Element and region data
[start]

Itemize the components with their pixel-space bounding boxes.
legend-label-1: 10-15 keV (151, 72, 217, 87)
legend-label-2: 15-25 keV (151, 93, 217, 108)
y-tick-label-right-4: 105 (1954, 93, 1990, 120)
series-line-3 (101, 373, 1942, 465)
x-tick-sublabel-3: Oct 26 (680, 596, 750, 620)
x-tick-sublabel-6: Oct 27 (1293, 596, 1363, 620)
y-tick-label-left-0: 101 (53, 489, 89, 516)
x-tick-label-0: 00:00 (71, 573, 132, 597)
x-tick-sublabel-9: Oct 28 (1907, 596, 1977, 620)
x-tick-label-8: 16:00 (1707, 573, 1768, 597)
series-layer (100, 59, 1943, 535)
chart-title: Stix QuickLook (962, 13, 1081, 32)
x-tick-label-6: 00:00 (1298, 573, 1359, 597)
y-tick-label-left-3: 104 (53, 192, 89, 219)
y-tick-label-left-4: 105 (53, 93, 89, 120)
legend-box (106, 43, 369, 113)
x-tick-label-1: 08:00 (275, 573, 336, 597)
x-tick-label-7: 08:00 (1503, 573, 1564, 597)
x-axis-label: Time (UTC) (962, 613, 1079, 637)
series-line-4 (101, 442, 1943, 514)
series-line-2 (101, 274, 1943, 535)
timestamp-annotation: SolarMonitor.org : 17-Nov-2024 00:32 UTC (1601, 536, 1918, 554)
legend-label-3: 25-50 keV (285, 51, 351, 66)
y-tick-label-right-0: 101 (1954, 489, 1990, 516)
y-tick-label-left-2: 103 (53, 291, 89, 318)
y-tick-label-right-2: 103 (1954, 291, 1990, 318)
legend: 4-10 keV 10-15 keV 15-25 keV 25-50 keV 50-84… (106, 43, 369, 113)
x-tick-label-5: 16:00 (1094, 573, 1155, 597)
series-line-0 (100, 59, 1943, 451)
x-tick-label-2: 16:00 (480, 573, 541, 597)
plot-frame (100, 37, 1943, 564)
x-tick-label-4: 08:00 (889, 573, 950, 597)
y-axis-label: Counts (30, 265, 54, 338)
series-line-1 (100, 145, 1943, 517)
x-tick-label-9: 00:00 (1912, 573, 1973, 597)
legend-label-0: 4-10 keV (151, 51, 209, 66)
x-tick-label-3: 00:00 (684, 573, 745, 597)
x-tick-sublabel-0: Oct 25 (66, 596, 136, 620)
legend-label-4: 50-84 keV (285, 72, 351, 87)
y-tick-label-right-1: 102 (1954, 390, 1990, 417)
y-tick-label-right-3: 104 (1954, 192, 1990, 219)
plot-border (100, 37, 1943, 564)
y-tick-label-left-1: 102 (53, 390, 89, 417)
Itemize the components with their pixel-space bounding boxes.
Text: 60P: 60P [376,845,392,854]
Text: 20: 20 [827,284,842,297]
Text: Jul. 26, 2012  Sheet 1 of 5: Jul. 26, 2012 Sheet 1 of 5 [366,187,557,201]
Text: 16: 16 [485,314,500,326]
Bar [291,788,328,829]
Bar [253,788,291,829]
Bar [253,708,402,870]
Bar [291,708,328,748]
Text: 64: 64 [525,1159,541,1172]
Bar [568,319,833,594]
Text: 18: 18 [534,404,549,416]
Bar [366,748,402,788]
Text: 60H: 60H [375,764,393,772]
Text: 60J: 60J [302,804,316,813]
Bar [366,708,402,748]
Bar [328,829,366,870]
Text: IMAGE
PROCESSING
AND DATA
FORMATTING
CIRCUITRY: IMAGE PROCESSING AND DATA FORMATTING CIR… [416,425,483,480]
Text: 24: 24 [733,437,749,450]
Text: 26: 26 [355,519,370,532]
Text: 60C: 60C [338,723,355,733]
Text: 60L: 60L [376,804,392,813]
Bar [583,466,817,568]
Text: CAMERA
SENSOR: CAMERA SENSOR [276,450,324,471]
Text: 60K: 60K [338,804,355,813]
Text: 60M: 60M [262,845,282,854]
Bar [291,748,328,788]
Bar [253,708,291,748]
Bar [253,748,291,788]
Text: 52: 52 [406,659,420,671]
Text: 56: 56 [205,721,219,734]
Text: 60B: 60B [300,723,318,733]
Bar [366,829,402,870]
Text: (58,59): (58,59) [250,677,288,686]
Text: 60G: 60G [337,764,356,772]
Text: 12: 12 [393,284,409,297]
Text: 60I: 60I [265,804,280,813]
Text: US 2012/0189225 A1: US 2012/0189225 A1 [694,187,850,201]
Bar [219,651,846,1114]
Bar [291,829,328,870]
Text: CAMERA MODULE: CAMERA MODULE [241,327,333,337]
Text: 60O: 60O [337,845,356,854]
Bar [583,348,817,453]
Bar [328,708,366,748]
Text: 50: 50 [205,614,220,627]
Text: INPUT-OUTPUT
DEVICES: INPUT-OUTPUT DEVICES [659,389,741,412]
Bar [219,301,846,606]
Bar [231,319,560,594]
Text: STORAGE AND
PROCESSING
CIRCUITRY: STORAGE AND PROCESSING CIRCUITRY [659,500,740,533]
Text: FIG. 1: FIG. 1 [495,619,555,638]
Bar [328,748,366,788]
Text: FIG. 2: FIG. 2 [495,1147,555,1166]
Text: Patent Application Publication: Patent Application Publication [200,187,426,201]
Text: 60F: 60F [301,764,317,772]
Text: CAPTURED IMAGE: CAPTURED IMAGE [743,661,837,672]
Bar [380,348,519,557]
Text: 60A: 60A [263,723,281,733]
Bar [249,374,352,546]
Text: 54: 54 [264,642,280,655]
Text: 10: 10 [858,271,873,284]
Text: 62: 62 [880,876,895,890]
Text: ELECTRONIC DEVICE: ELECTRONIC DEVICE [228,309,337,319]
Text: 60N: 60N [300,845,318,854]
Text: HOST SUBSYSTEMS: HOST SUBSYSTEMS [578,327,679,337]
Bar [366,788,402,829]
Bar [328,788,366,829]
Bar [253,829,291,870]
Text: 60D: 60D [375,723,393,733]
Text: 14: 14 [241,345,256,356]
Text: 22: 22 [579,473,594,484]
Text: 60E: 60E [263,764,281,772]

[end]

» **Exercise directions**
Copy the records verbatim from the very beginning through the line containing "series-line-3 (101, 373, 1942, 465)", including both the first line and that final line.

» **Answer to this exercise**
Itemize the components with their pixel-space bounding boxes.
legend-label-1: 10-15 keV (151, 72, 217, 87)
legend-label-2: 15-25 keV (151, 93, 217, 108)
y-tick-label-right-4: 105 (1954, 93, 1990, 120)
series-line-3 (101, 373, 1942, 465)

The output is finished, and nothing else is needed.